**Short problem:** Look through the records below, and copy out every line that holds the string "Show".

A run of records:
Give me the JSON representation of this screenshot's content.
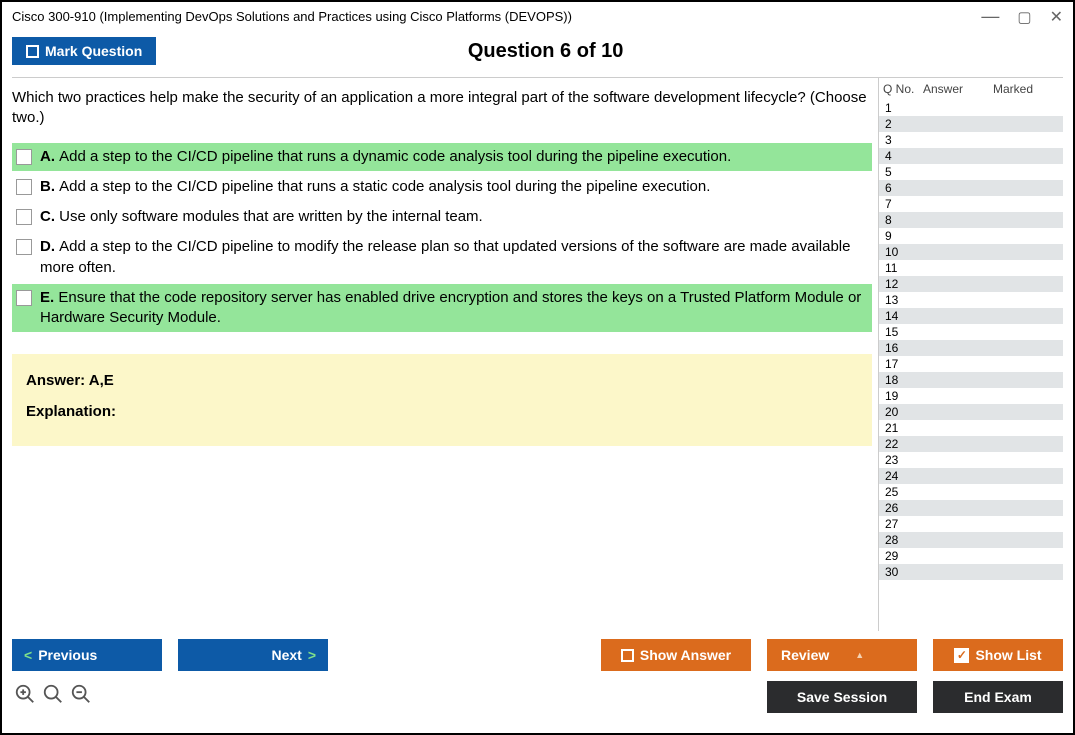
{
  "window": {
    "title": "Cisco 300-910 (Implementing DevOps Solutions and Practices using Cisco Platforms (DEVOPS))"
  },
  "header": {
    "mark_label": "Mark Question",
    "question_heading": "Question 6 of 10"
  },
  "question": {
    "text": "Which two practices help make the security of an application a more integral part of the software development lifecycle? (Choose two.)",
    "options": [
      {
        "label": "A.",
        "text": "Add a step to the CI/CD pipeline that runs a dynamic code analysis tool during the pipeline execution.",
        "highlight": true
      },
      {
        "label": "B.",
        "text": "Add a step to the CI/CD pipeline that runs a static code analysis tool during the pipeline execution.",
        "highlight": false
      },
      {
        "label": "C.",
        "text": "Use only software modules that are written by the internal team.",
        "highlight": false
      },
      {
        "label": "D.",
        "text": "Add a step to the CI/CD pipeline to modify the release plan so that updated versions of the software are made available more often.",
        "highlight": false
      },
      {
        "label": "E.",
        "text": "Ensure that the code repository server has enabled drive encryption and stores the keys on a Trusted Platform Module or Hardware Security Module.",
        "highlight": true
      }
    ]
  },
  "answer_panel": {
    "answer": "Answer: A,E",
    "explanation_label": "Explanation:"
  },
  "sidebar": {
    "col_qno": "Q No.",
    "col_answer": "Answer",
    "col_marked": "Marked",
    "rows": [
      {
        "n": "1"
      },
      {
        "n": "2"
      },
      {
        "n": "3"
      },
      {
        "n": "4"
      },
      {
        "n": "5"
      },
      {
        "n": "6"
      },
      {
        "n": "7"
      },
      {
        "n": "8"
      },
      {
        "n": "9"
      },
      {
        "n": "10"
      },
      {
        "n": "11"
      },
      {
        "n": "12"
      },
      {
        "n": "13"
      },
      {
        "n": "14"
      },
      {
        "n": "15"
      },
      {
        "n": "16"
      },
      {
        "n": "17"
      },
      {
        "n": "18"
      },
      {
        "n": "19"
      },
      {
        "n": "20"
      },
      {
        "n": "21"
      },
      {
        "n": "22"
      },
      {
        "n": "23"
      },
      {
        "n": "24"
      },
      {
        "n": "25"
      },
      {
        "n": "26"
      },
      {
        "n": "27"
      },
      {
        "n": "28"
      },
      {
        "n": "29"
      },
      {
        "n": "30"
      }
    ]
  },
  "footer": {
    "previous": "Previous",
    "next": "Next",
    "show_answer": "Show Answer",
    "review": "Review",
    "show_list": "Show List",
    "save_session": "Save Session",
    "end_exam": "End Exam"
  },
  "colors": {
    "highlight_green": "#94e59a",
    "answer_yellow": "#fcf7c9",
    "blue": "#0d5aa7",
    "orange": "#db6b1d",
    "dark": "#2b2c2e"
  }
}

**Result for this exercise:**
    "show_answer": "Show Answer",
    "show_list": "Show List",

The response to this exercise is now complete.